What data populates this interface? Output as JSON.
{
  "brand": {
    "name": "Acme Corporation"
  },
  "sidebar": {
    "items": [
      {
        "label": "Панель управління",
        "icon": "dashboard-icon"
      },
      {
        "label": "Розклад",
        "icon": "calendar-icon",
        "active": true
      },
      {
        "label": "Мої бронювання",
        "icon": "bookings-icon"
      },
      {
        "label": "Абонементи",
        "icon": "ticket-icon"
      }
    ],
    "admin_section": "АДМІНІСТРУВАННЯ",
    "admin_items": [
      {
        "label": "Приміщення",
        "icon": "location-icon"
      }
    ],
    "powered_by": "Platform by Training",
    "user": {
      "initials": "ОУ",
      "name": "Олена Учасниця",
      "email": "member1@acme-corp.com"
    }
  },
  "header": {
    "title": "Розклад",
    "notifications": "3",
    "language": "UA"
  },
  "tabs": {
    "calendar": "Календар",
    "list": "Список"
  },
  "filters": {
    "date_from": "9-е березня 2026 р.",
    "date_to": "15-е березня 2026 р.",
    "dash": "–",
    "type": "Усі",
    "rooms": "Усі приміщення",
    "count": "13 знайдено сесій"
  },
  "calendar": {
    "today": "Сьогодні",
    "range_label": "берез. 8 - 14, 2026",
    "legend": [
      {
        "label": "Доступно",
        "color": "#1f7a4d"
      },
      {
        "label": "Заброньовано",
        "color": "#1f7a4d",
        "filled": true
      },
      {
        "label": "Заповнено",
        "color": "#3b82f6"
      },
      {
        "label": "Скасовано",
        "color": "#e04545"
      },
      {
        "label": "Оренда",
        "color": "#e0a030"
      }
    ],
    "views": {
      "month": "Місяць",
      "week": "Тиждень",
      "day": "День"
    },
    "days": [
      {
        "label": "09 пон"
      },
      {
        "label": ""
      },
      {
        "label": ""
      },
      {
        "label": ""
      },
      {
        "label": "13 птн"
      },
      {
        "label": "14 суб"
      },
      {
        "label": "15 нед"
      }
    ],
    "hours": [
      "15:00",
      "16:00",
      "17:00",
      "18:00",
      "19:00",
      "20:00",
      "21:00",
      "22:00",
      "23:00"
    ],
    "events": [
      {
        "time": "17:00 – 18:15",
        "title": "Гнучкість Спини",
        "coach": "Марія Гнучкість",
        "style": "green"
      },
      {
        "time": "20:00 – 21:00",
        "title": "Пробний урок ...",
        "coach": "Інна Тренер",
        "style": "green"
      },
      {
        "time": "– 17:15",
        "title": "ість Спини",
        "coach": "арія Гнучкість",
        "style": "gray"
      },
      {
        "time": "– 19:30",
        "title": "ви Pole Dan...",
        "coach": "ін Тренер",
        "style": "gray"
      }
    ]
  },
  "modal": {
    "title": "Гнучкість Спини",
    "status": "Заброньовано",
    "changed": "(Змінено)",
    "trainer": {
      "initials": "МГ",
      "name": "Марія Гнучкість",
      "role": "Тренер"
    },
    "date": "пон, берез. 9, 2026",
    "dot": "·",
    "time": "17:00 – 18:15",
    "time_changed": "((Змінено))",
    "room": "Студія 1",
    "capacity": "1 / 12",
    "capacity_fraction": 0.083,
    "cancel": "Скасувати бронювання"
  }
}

········

YOUR INSTRUCTIONS:
In the listing above, find the lines holding the word "Змінено" and copy them.

PROBLEM SOLUTION:
    "changed": "(Змінено)",
    "time_changed": "((Змінено))",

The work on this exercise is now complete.